----- Source data -----

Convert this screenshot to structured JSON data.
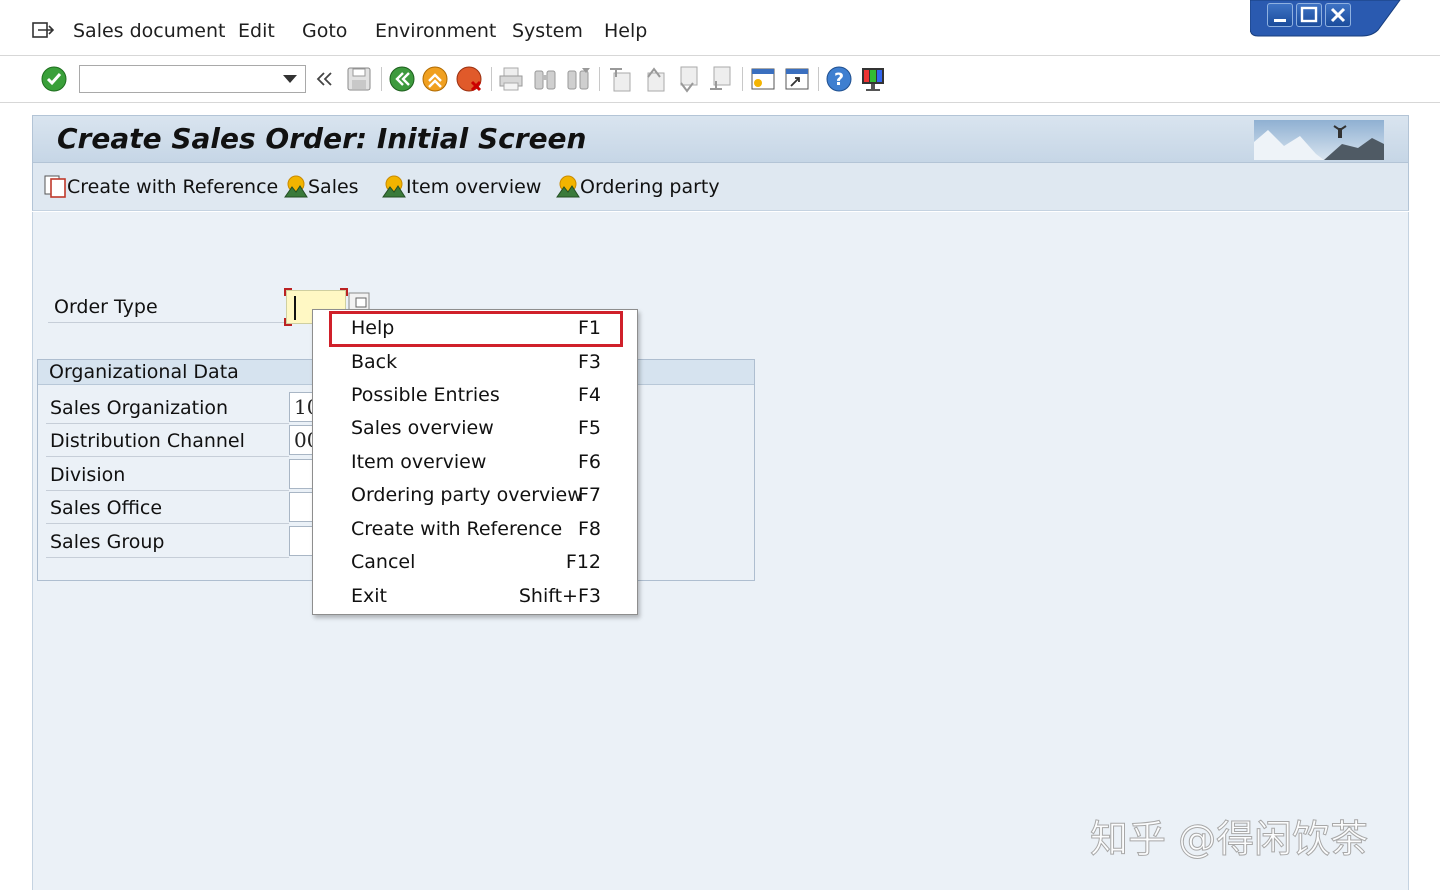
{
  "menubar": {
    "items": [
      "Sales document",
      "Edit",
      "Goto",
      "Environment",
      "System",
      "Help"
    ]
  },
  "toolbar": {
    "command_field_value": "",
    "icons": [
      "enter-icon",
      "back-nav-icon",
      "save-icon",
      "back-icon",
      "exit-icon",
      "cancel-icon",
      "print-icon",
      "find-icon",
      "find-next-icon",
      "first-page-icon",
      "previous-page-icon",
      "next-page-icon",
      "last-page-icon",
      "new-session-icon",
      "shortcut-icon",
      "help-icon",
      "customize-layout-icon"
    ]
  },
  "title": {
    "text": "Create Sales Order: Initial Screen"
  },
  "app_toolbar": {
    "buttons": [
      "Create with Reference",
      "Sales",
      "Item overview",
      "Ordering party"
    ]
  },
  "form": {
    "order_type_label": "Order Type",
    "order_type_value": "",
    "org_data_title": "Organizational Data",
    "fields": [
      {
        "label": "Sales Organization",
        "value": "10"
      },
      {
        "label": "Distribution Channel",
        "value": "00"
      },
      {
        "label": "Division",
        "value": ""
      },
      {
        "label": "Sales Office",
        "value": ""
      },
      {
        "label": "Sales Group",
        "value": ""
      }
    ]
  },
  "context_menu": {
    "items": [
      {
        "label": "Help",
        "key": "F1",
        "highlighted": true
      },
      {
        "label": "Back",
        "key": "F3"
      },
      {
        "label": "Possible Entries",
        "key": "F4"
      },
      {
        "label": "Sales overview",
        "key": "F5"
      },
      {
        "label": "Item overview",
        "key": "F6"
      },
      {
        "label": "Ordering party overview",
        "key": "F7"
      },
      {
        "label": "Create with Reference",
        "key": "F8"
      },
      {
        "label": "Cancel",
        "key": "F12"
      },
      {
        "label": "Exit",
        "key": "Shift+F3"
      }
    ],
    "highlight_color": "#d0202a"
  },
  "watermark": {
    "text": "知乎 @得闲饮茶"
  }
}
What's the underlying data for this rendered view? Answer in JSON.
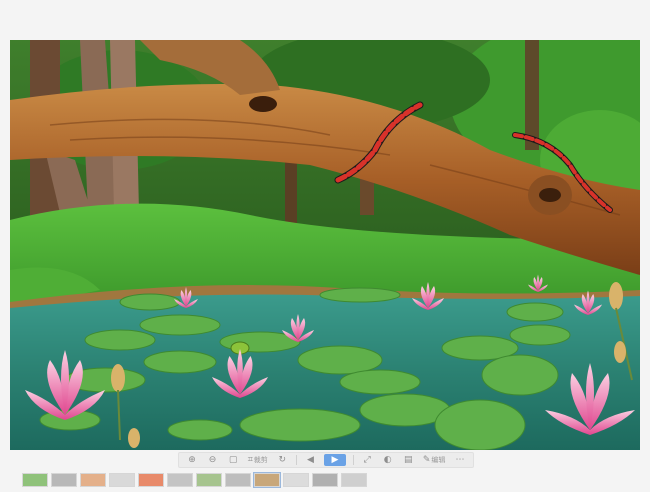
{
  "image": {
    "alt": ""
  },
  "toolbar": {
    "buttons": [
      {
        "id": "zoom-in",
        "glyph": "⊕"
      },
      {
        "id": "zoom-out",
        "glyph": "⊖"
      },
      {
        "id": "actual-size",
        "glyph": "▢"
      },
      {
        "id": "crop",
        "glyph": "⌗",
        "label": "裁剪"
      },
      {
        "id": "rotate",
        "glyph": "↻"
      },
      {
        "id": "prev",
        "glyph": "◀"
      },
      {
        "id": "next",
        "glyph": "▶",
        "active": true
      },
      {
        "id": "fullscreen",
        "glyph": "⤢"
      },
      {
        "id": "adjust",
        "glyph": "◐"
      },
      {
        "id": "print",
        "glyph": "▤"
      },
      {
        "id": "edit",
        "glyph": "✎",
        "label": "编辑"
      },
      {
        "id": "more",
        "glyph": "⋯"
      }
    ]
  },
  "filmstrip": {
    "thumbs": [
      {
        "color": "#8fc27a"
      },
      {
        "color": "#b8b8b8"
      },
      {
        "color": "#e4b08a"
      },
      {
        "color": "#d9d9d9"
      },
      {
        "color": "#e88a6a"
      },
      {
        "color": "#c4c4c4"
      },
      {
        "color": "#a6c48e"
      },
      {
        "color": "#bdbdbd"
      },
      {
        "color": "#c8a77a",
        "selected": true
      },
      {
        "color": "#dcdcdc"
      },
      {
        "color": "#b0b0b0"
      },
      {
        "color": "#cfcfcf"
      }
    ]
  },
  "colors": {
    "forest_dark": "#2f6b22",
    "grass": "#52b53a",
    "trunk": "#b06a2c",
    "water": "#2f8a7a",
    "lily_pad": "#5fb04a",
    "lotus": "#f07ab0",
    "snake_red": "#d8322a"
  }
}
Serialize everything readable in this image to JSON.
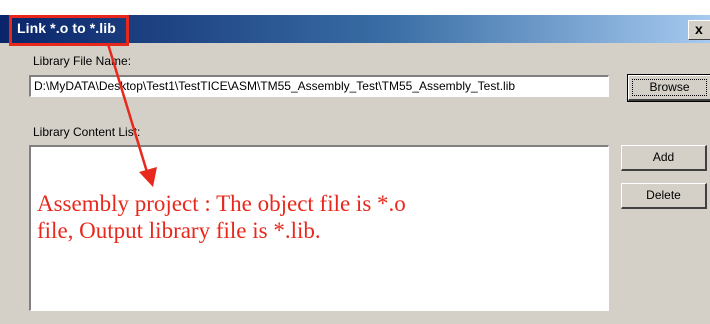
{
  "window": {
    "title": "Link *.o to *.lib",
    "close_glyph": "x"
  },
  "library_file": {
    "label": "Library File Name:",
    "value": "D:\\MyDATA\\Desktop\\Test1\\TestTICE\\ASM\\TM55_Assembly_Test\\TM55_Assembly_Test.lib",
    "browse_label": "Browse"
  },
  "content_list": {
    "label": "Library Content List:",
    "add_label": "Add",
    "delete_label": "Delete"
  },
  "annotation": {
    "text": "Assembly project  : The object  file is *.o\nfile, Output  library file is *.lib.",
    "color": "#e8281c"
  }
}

-----

• **What needs to be done**: Print the complete listing exactly as it stands, without its pictures.

• **Answer below**:
Convert this screenshot to structured JSON data.
{
  "menubar": {
    "items": [
      "Sales document",
      "Edit",
      "Goto",
      "Environment",
      "System",
      "Help"
    ]
  },
  "toolbar": {
    "command_field_value": "",
    "icons": [
      "enter-icon",
      "back-nav-icon",
      "save-icon",
      "back-icon",
      "exit-icon",
      "cancel-icon",
      "print-icon",
      "find-icon",
      "find-next-icon",
      "first-page-icon",
      "previous-page-icon",
      "next-page-icon",
      "last-page-icon",
      "new-session-icon",
      "shortcut-icon",
      "help-icon",
      "customize-layout-icon"
    ]
  },
  "title": {
    "text": "Create Sales Order: Initial Screen"
  },
  "app_toolbar": {
    "buttons": [
      "Create with Reference",
      "Sales",
      "Item overview",
      "Ordering party"
    ]
  },
  "form": {
    "order_type_label": "Order Type",
    "order_type_value": "",
    "org_data_title": "Organizational Data",
    "fields": [
      {
        "label": "Sales Organization",
        "value": "10"
      },
      {
        "label": "Distribution Channel",
        "value": "00"
      },
      {
        "label": "Division",
        "value": ""
      },
      {
        "label": "Sales Office",
        "value": ""
      },
      {
        "label": "Sales Group",
        "value": ""
      }
    ]
  },
  "context_menu": {
    "items": [
      {
        "label": "Help",
        "key": "F1",
        "highlighted": true
      },
      {
        "label": "Back",
        "key": "F3"
      },
      {
        "label": "Possible Entries",
        "key": "F4"
      },
      {
        "label": "Sales overview",
        "key": "F5"
      },
      {
        "label": "Item overview",
        "key": "F6"
      },
      {
        "label": "Ordering party overview",
        "key": "F7"
      },
      {
        "label": "Create with Reference",
        "key": "F8"
      },
      {
        "label": "Cancel",
        "key": "F12"
      },
      {
        "label": "Exit",
        "key": "Shift+F3"
      }
    ],
    "highlight_color": "#d0202a"
  },
  "watermark": {
    "text": "知乎 @得闲饮茶"
  }
}
What's the underlying data for this rendered view? Answer in JSON.
{
  "image": {
    "alt": ""
  },
  "toolbar": {
    "buttons": [
      {
        "id": "zoom-in",
        "glyph": "⊕"
      },
      {
        "id": "zoom-out",
        "glyph": "⊖"
      },
      {
        "id": "actual-size",
        "glyph": "▢"
      },
      {
        "id": "crop",
        "glyph": "⌗",
        "label": "裁剪"
      },
      {
        "id": "rotate",
        "glyph": "↻"
      },
      {
        "id": "prev",
        "glyph": "◀"
      },
      {
        "id": "next",
        "glyph": "▶",
        "active": true
      },
      {
        "id": "fullscreen",
        "glyph": "⤢"
      },
      {
        "id": "adjust",
        "glyph": "◐"
      },
      {
        "id": "print",
        "glyph": "▤"
      },
      {
        "id": "edit",
        "glyph": "✎",
        "label": "编辑"
      },
      {
        "id": "more",
        "glyph": "⋯"
      }
    ]
  },
  "filmstrip": {
    "thumbs": [
      {
        "color": "#8fc27a"
      },
      {
        "color": "#b8b8b8"
      },
      {
        "color": "#e4b08a"
      },
      {
        "color": "#d9d9d9"
      },
      {
        "color": "#e88a6a"
      },
      {
        "color": "#c4c4c4"
      },
      {
        "color": "#a6c48e"
      },
      {
        "color": "#bdbdbd"
      },
      {
        "color": "#c8a77a",
        "selected": true
      },
      {
        "color": "#dcdcdc"
      },
      {
        "color": "#b0b0b0"
      },
      {
        "color": "#cfcfcf"
      }
    ]
  },
  "colors": {
    "forest_dark": "#2f6b22",
    "grass": "#52b53a",
    "trunk": "#b06a2c",
    "water": "#2f8a7a",
    "lily_pad": "#5fb04a",
    "lotus": "#f07ab0",
    "snake_red": "#d8322a"
  }
}
Serialize everything readable in this image to JSON.
{
  "window": {
    "title": "Link *.o to *.lib",
    "close_glyph": "x"
  },
  "library_file": {
    "label": "Library File Name:",
    "value": "D:\\MyDATA\\Desktop\\Test1\\TestTICE\\ASM\\TM55_Assembly_Test\\TM55_Assembly_Test.lib",
    "browse_label": "Browse"
  },
  "content_list": {
    "label": "Library Content List:",
    "add_label": "Add",
    "delete_label": "Delete"
  },
  "annotation": {
    "text": "Assembly project  : The object  file is *.o\nfile, Output  library file is *.lib.",
    "color": "#e8281c"
  }
}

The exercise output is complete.